### TEXTO PARA LEITURA
————————
Teologia de Rute 1
O relato é familiar para a
maioria dos leitores da Bíblia. Noemi, seu marido e seus dois filhos emigraram
de Belém para Moabe para escapar da fome durante a era dos Juízes (1.1,2).
Chegando lá, seu marido e filhos morreram (1.3-5). Noemi é deixada com duas
noras moabitas, Rute e Orfa. Sem filhos e magoada, ela ouve falar de tempos
melhores em Judá, decide retornar ao lar e tenta devolver as outras mulheres
aos seus lares paternos em Moabe (1.6-13). Orfa parte, mas Rute compromete-se a
ficar com Noemi (1.14-18). As duas mulheres retomam, e Noemi expressa amargura
diante da sua situação (1.19-22). O principal problema que o enredo tem que
resolver é como essas mulheres desprovidas de maridos e filhos irão sobreviver
no antigo Israel. Num exame mais cuidadoso, observa-se que diversos princípios
teológicos ajudam a formar a ação. Primeiro, 1.1-5 não atribui qualquer ação ao
Senhor, mas 1.6 afirma que Noemi decide retornar a Belém porque houve dizer que
Deus veio em auxílio do povo e deu-lhe alimentos. O comentário do narrador considera
que os leitores reconhecem a soberania de Deus sobre todos esses eventos. As
manifestações de Deus no AT podem ocorrer ou para a bênção ou para a punição.
Em 1.6, Deus abençoa, mas Noemi, Rute e Orfa aprendem que nem sempre a vida
traz acontecimentos agradáveis. Segundo, ao acreditar que Deus dá a benção, bem
como a leva embora, Noemi pede a Yahweh para abençoar as mulheres mais jovens
com novos maridos e lares.
Assim elas estarão seguras. Willem S. Prinsloo
observa que Noemi baseia sua oração na bondade que as mulheres demonstram a ela
e aos homens falecidos, uma idéia que reaparece regularmente na história. A
expectativa de Noemi é que o Senhor abençoe o crente, e uma boa parte no livro
de Rute questiona se tal fé é bem fundamentada. Terceiro, ao comprometer-se com
Noemi, a moabita Rute também se compromete com Israel e com Yahweh (1.16,17).
————————
Entradas de elementos em caixas

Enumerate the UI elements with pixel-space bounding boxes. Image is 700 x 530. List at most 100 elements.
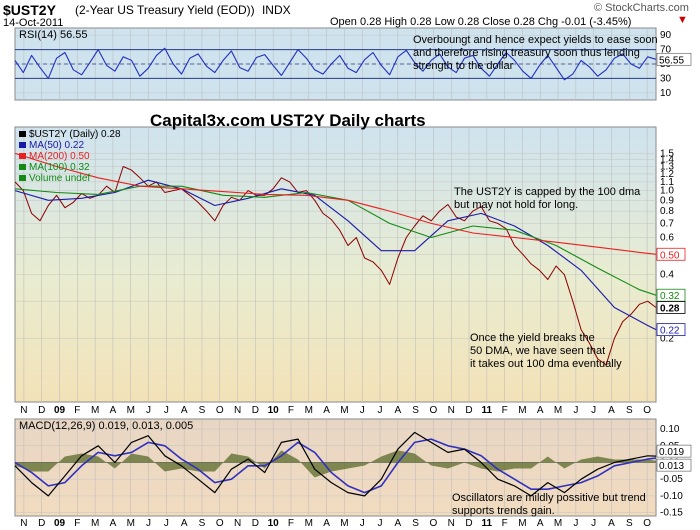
macd-x-label: N xyxy=(448,518,455,529)
legend-label: MA(50) 0.22 xyxy=(29,140,84,151)
price-annotation-line: but may not hold for long. xyxy=(454,199,578,211)
price-x-label: A xyxy=(110,405,117,416)
price-x-label: J xyxy=(591,405,596,416)
price-panel-frame xyxy=(14,126,657,403)
price-series--ust2y-daily- xyxy=(14,166,657,366)
symbol-name: (2-Year US Treasury Yield (EOD)) INDX xyxy=(75,3,291,17)
macd-tick-label: -0.10 xyxy=(660,491,683,502)
price-x-label: F xyxy=(288,405,294,416)
price-value-label: 0.32 xyxy=(660,291,680,302)
macd-x-label: S xyxy=(199,518,206,529)
rsi-last-tag xyxy=(656,52,692,66)
price-annotation-line: The UST2Y is capped by the 100 dma xyxy=(454,186,641,198)
macd-x-label: F xyxy=(74,518,80,529)
price-x-label: J xyxy=(164,405,169,416)
price-annotation-line: Once the yield breaks the xyxy=(470,332,595,344)
rsi-tick-label: 90 xyxy=(660,30,672,41)
macd-x-label: A xyxy=(537,518,544,529)
macd-x-label: O xyxy=(430,518,438,529)
price-tick-label: 1.3 xyxy=(660,162,674,173)
macd-x-label: A xyxy=(181,518,188,529)
macd-x-label: D xyxy=(38,518,45,529)
symbol-title: $UST2Y xyxy=(3,2,56,18)
macd-x-label: N xyxy=(20,518,27,529)
price-x-label: S xyxy=(199,405,206,416)
price-tick-label: 1.1 xyxy=(660,177,674,188)
price-x-label: N xyxy=(234,405,241,416)
exchange: INDX xyxy=(261,3,291,17)
rsi-annotation-line: strength to the dollar xyxy=(413,60,514,72)
price-x-label: 09 xyxy=(54,405,66,416)
macd-x-label: J xyxy=(573,518,578,529)
price-value-tag xyxy=(656,247,686,261)
macd-x-label: J xyxy=(164,518,169,529)
macd-line xyxy=(14,431,657,497)
price-annotation-line: 50 DMA, we have seen that xyxy=(470,345,605,357)
macd-x-label: 11 xyxy=(482,518,493,529)
price-x-label: S xyxy=(412,405,419,416)
legend-label: MA(100) 0.32 xyxy=(29,162,90,173)
rsi-tick-label: 10 xyxy=(660,88,672,99)
rsi-tick-label: 70 xyxy=(660,45,672,56)
macd-tick-label: 0.10 xyxy=(660,424,680,435)
price-value-label: 0.28 xyxy=(660,303,680,314)
price-x-label: D xyxy=(38,405,45,416)
price-tick-label: 0.7 xyxy=(660,218,674,229)
macd-x-label: F xyxy=(288,518,294,529)
macd-x-label: O xyxy=(643,518,651,529)
macd-x-label: J xyxy=(378,518,383,529)
price-x-label: A xyxy=(323,405,330,416)
price-x-label: J xyxy=(378,405,383,416)
price-value-tag xyxy=(656,323,686,337)
macd-x-label: M xyxy=(518,518,526,529)
macd-x-label: M xyxy=(554,518,562,529)
macd-annotation-line: Oscillators are mildly possitive but tre… xyxy=(452,492,646,504)
macd-x-label: J xyxy=(360,518,365,529)
price-x-label: D xyxy=(252,405,259,416)
macd-x-label: A xyxy=(110,518,117,529)
price-x-label: N xyxy=(448,405,455,416)
ohlc-readout: Open 0.28 High 0.28 Low 0.28 Close 0.28 … xyxy=(330,16,632,28)
macd-x-label: A xyxy=(323,518,330,529)
price-x-label: M xyxy=(305,405,313,416)
price-value-label: 0.50 xyxy=(660,250,680,261)
price-x-label: M xyxy=(91,405,99,416)
macd-value-label: 0.013 xyxy=(659,461,684,472)
price-tick-label: 1.4 xyxy=(660,155,674,166)
legend-swatch xyxy=(19,164,26,170)
price-x-label: J xyxy=(146,405,151,416)
price-x-label: F xyxy=(74,405,80,416)
price-tick-label: 0.9 xyxy=(660,195,674,206)
chart-date: 14-Oct-2011 xyxy=(3,17,64,29)
macd-x-label: J xyxy=(591,518,596,529)
price-x-label: N xyxy=(20,405,27,416)
legend-label: $UST2Y (Daily) 0.28 xyxy=(29,129,121,140)
price-x-label: O xyxy=(216,405,224,416)
symbol: $UST2Y xyxy=(3,2,56,18)
macd-x-label: M xyxy=(127,518,135,529)
rsi-last-label: 56.55 xyxy=(659,55,684,66)
macd-histogram xyxy=(15,450,656,478)
legend-label: Volume undef xyxy=(29,173,90,184)
price-tick-label: 0.4 xyxy=(660,270,674,281)
price-value-tag xyxy=(656,301,686,314)
macd-x-label: D xyxy=(252,518,259,529)
price-x-label: M xyxy=(340,405,348,416)
rsi-annotation-line: Overboungt and hence expect yields to ea… xyxy=(413,34,658,46)
macd-x-label: M xyxy=(91,518,99,529)
rsi-title: RSI(14) 56.55 xyxy=(19,29,87,41)
price-x-label: M xyxy=(127,405,135,416)
macd-tick-label: -0.05 xyxy=(660,474,683,485)
macd-x-label: F xyxy=(502,518,508,529)
macd-x-label: M xyxy=(340,518,348,529)
legend-label: MA(200) 0.50 xyxy=(29,151,90,162)
price-tick-label: 0.6 xyxy=(660,233,674,244)
macd-x-label: S xyxy=(626,518,633,529)
price-tick-label: 1.2 xyxy=(660,169,674,180)
rsi-line xyxy=(14,47,657,81)
legend-swatch xyxy=(19,131,26,137)
price-x-label: F xyxy=(502,405,508,416)
legend-swatch xyxy=(19,142,26,148)
rsi-annotation-line: and therefore rising treasury soon thus … xyxy=(413,47,640,59)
————————
### OBJETIVO A
Liste todos os lugares geográficos mencionados no comentário sobre Rute 1.
### OBJETIVO B
No comentário sobre Rute 1, troque "agradáveis" por "felizes" e reproduza o trecho entre "Em 1.6, Deus" e "com Yahweh (1.16,17).", inclusive.
### OBJETIVO C
Traduza para o inglês esta frase do comentário sobre Rute 1: "O principal problema que o enredo tem que resolver é como essas mulheres desprovidas de maridos e filhos irão sobreviver no antigo Israel."

### RESPOSTA CORRETA A
Belém, Moabe, Judá, Israel

### RESPOSTA CORRETA B
Em 1.6, Deus abençoa, mas Noemi, Rute e Orfa aprendem que nem sempre a vida
traz acontecimentos felizes. Segundo, ao acreditar que Deus dá a benção, bem
como a leva embora, Noemi pede a Yahweh para abençoar as mulheres mais jovens
com novos maridos e lares.
Assim elas estarão seguras. Willem S. Prinsloo
observa que Noemi baseia sua oração na bondade que as mulheres demonstram a ela
e aos homens falecidos, uma idéia que reaparece regularmente na história. A
expectativa de Noemi é que o Senhor abençoe o crente, e uma boa parte no livro
de Rute questiona se tal fé é bem fundamentada. Terceiro, ao comprometer-se com
Noemi, a moabita Rute também se compromete com Israel e com Yahweh (1.16,17).

### RESPOSTA CORRETA C
The main problem the plot has to resolve is how these women, bereft of husbands and sons, will survive in ancient Israel.